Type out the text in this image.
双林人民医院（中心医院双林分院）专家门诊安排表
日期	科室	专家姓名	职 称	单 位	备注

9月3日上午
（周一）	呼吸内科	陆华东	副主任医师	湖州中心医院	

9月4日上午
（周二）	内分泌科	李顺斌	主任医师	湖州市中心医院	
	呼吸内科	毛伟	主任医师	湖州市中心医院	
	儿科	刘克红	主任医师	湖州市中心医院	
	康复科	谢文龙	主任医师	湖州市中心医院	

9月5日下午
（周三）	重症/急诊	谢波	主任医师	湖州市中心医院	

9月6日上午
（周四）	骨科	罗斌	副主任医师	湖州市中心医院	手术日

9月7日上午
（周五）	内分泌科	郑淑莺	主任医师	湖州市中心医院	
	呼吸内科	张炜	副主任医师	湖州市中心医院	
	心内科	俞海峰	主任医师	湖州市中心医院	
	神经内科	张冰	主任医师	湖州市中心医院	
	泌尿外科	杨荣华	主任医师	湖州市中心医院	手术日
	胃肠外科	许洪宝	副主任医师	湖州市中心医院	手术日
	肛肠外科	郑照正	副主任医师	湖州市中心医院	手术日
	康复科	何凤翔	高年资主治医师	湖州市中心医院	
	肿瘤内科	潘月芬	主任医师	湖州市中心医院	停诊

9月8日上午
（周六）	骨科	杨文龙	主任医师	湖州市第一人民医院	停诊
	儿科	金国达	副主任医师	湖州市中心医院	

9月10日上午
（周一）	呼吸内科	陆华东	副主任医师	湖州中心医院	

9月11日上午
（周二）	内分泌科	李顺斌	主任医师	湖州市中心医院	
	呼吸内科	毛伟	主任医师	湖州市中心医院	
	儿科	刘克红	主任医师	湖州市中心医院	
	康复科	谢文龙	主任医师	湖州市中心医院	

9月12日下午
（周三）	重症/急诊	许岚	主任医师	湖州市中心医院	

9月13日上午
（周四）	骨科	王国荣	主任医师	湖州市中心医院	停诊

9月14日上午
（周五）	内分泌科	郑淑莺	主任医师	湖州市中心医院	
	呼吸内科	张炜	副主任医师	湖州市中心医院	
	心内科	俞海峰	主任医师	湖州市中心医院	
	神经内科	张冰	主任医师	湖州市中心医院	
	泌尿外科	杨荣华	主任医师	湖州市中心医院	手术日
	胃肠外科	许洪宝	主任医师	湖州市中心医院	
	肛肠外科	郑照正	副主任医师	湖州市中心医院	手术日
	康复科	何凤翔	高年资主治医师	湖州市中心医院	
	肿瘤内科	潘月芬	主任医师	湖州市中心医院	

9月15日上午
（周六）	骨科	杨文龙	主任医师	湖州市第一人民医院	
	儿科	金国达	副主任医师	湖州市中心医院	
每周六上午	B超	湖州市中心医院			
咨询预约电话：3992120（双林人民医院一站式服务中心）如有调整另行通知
=======
● **To do**: Repeat the material above in full, quoting it exactly.

● **Reply**:
Type out the text in this image.
双林人民医院（中心医院双林分院）专家门诊安排表
日期	科室	专家姓名	职 称	单 位	备注

9月3日上午
（周一）	呼吸内科	陆华东	副主任医师	湖州中心医院	

9月4日上午
（周二）	内分泌科	李顺斌	主任医师	湖州市中心医院	
	呼吸内科	毛伟	主任医师	湖州市中心医院	
	儿科	刘克红	主任医师	湖州市中心医院	
	康复科	谢文龙	主任医师	湖州市中心医院	

9月5日下午
（周三）	重症/急诊	谢波	主任医师	湖州市中心医院	

9月6日上午
（周四）	骨科	罗斌	副主任医师	湖州市中心医院	手术日

9月7日上午
（周五）	内分泌科	郑淑莺	主任医师	湖州市中心医院	
	呼吸内科	张炜	副主任医师	湖州市中心医院	
	心内科	俞海峰	主任医师	湖州市中心医院	
	神经内科	张冰	主任医师	湖州市中心医院	
	泌尿外科	杨荣华	主任医师	湖州市中心医院	手术日
	胃肠外科	许洪宝	副主任医师	湖州市中心医院	手术日
	肛肠外科	郑照正	副主任医师	湖州市中心医院	手术日
	康复科	何凤翔	高年资主治医师	湖州市中心医院	
	肿瘤内科	潘月芬	主任医师	湖州市中心医院	停诊

9月8日上午
（周六）	骨科	杨文龙	主任医师	湖州市第一人民医院	停诊
	儿科	金国达	副主任医师	湖州市中心医院	

9月10日上午
（周一）	呼吸内科	陆华东	副主任医师	湖州中心医院	

9月11日上午
（周二）	内分泌科	李顺斌	主任医师	湖州市中心医院	
	呼吸内科	毛伟	主任医师	湖州市中心医院	
	儿科	刘克红	主任医师	湖州市中心医院	
	康复科	谢文龙	主任医师	湖州市中心医院	

9月12日下午
（周三）	重症/急诊	许岚	主任医师	湖州市中心医院	

9月13日上午
（周四）	骨科	王国荣	主任医师	湖州市中心医院	停诊

9月14日上午
（周五）	内分泌科	郑淑莺	主任医师	湖州市中心医院	
	呼吸内科	张炜	副主任医师	湖州市中心医院	
	心内科	俞海峰	主任医师	湖州市中心医院	
	神经内科	张冰	主任医师	湖州市中心医院	
	泌尿外科	杨荣华	主任医师	湖州市中心医院	手术日
	胃肠外科	许洪宝	主任医师	湖州市中心医院	
	肛肠外科	郑照正	副主任医师	湖州市中心医院	手术日
	康复科	何凤翔	高年资主治医师	湖州市中心医院	
	肿瘤内科	潘月芬	主任医师	湖州市中心医院	

9月15日上午
（周六）	骨科	杨文龙	主任医师	湖州市第一人民医院	
	儿科	金国达	副主任医师	湖州市中心医院	
每周六上午	B超	湖州市中心医院			
咨询预约电话：3992120（双林人民医院一站式服务中心）如有调整另行通知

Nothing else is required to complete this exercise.